* _YOUR OBJECTIVE_
Copy the data exactly as it appears, and do not include any pictures.

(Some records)
-------------------------
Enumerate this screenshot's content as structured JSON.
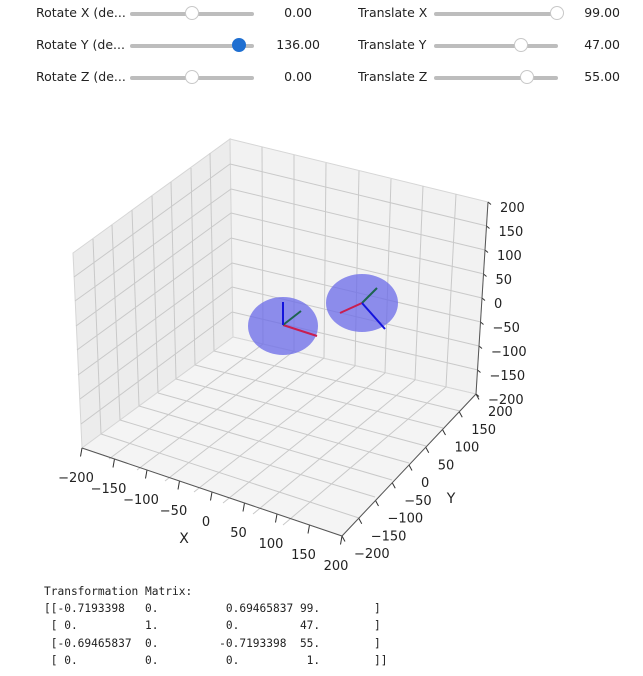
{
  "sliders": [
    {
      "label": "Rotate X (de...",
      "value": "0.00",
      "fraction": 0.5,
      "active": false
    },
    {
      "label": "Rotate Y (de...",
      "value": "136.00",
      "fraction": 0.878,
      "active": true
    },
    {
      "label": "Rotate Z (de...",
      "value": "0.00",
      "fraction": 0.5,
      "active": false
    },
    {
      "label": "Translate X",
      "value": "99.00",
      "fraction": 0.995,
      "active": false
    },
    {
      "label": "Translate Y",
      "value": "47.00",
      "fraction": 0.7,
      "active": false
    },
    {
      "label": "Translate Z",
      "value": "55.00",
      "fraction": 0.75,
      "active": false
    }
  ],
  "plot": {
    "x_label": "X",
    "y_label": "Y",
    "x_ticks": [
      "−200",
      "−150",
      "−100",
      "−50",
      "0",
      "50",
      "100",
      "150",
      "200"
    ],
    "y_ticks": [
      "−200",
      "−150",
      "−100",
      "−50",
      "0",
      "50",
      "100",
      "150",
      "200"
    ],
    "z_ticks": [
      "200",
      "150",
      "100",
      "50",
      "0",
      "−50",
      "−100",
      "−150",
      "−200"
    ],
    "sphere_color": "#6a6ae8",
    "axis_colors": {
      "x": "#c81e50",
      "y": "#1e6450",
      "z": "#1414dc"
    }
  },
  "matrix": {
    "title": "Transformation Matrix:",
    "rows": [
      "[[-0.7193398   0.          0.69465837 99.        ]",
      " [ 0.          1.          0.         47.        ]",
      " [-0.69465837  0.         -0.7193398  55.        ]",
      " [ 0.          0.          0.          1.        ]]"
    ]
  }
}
-------------------------
* _REPLY_
Enumerate this screenshot's content as structured JSON.
{
  "sliders": [
    {
      "label": "Rotate X (de...",
      "value": "0.00",
      "fraction": 0.5,
      "active": false
    },
    {
      "label": "Rotate Y (de...",
      "value": "136.00",
      "fraction": 0.878,
      "active": true
    },
    {
      "label": "Rotate Z (de...",
      "value": "0.00",
      "fraction": 0.5,
      "active": false
    },
    {
      "label": "Translate X",
      "value": "99.00",
      "fraction": 0.995,
      "active": false
    },
    {
      "label": "Translate Y",
      "value": "47.00",
      "fraction": 0.7,
      "active": false
    },
    {
      "label": "Translate Z",
      "value": "55.00",
      "fraction": 0.75,
      "active": false
    }
  ],
  "plot": {
    "x_label": "X",
    "y_label": "Y",
    "x_ticks": [
      "−200",
      "−150",
      "−100",
      "−50",
      "0",
      "50",
      "100",
      "150",
      "200"
    ],
    "y_ticks": [
      "−200",
      "−150",
      "−100",
      "−50",
      "0",
      "50",
      "100",
      "150",
      "200"
    ],
    "z_ticks": [
      "200",
      "150",
      "100",
      "50",
      "0",
      "−50",
      "−100",
      "−150",
      "−200"
    ],
    "sphere_color": "#6a6ae8",
    "axis_colors": {
      "x": "#c81e50",
      "y": "#1e6450",
      "z": "#1414dc"
    }
  },
  "matrix": {
    "title": "Transformation Matrix:",
    "rows": [
      "[[-0.7193398   0.          0.69465837 99.        ]",
      " [ 0.          1.          0.         47.        ]",
      " [-0.69465837  0.         -0.7193398  55.        ]",
      " [ 0.          0.          0.          1.        ]]"
    ]
  }
}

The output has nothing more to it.